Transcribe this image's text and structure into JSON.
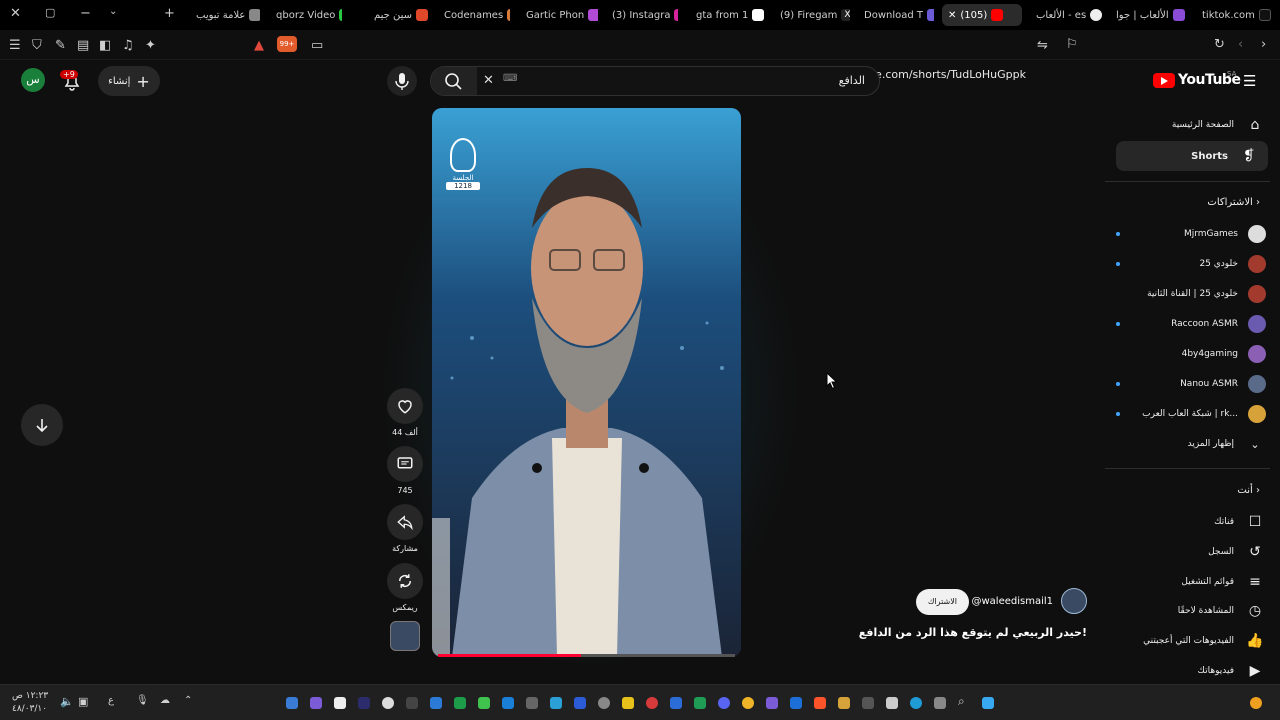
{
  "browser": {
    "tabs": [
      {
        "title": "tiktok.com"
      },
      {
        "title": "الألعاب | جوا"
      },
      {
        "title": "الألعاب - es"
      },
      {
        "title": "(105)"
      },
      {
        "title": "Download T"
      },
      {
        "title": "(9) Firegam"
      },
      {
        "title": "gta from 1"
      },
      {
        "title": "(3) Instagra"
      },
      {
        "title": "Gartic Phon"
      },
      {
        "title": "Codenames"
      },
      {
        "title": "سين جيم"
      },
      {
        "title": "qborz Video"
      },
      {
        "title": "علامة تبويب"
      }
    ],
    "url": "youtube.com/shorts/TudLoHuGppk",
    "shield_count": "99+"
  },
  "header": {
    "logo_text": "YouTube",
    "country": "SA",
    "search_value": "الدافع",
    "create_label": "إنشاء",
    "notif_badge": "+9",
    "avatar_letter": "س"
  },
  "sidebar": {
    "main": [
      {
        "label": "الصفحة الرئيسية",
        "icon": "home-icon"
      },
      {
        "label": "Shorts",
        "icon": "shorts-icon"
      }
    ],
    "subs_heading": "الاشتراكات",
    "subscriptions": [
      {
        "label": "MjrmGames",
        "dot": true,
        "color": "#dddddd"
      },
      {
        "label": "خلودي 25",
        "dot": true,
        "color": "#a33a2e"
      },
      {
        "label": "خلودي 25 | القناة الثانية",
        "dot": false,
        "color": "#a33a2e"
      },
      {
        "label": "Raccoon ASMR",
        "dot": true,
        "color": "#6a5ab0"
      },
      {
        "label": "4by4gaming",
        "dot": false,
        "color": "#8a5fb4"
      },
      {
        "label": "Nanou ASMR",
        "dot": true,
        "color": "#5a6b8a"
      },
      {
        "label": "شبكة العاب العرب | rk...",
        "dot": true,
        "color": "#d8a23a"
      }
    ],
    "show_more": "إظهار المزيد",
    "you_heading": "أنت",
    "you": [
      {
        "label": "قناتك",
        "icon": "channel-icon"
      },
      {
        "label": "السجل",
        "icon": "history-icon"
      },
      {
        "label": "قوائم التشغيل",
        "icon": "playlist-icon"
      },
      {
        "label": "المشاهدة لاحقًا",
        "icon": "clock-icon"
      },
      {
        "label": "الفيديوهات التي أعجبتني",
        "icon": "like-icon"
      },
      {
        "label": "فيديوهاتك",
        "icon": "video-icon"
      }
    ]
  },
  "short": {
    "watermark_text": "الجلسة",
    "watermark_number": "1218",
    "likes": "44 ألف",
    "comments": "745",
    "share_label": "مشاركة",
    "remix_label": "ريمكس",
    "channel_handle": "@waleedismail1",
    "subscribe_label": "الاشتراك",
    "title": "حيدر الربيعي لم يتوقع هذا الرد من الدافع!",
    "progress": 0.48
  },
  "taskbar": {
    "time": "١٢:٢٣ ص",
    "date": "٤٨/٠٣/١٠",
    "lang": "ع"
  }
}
==================================================
*The task:* Print out every entry above without changing a word, and leave out the pictures.

*Written response:*
Transcribe this image's text and structure into JSON.
{
  "browser": {
    "tabs": [
      {
        "title": "tiktok.com"
      },
      {
        "title": "الألعاب | جوا"
      },
      {
        "title": "الألعاب - es"
      },
      {
        "title": "(105)"
      },
      {
        "title": "Download T"
      },
      {
        "title": "(9) Firegam"
      },
      {
        "title": "gta from 1"
      },
      {
        "title": "(3) Instagra"
      },
      {
        "title": "Gartic Phon"
      },
      {
        "title": "Codenames"
      },
      {
        "title": "سين جيم"
      },
      {
        "title": "qborz Video"
      },
      {
        "title": "علامة تبويب"
      }
    ],
    "url": "youtube.com/shorts/TudLoHuGppk",
    "shield_count": "99+"
  },
  "header": {
    "logo_text": "YouTube",
    "country": "SA",
    "search_value": "الدافع",
    "create_label": "إنشاء",
    "notif_badge": "+9",
    "avatar_letter": "س"
  },
  "sidebar": {
    "main": [
      {
        "label": "الصفحة الرئيسية",
        "icon": "home-icon"
      },
      {
        "label": "Shorts",
        "icon": "shorts-icon"
      }
    ],
    "subs_heading": "الاشتراكات",
    "subscriptions": [
      {
        "label": "MjrmGames",
        "dot": true,
        "color": "#dddddd"
      },
      {
        "label": "خلودي 25",
        "dot": true,
        "color": "#a33a2e"
      },
      {
        "label": "خلودي 25 | القناة الثانية",
        "dot": false,
        "color": "#a33a2e"
      },
      {
        "label": "Raccoon ASMR",
        "dot": true,
        "color": "#6a5ab0"
      },
      {
        "label": "4by4gaming",
        "dot": false,
        "color": "#8a5fb4"
      },
      {
        "label": "Nanou ASMR",
        "dot": true,
        "color": "#5a6b8a"
      },
      {
        "label": "شبكة العاب العرب | rk...",
        "dot": true,
        "color": "#d8a23a"
      }
    ],
    "show_more": "إظهار المزيد",
    "you_heading": "أنت",
    "you": [
      {
        "label": "قناتك",
        "icon": "channel-icon"
      },
      {
        "label": "السجل",
        "icon": "history-icon"
      },
      {
        "label": "قوائم التشغيل",
        "icon": "playlist-icon"
      },
      {
        "label": "المشاهدة لاحقًا",
        "icon": "clock-icon"
      },
      {
        "label": "الفيديوهات التي أعجبتني",
        "icon": "like-icon"
      },
      {
        "label": "فيديوهاتك",
        "icon": "video-icon"
      }
    ]
  },
  "short": {
    "watermark_text": "الجلسة",
    "watermark_number": "1218",
    "likes": "44 ألف",
    "comments": "745",
    "share_label": "مشاركة",
    "remix_label": "ريمكس",
    "channel_handle": "@waleedismail1",
    "subscribe_label": "الاشتراك",
    "title": "حيدر الربيعي لم يتوقع هذا الرد من الدافع!",
    "progress": 0.48
  },
  "taskbar": {
    "time": "١٢:٢٣ ص",
    "date": "٤٨/٠٣/١٠",
    "lang": "ع"
  }
}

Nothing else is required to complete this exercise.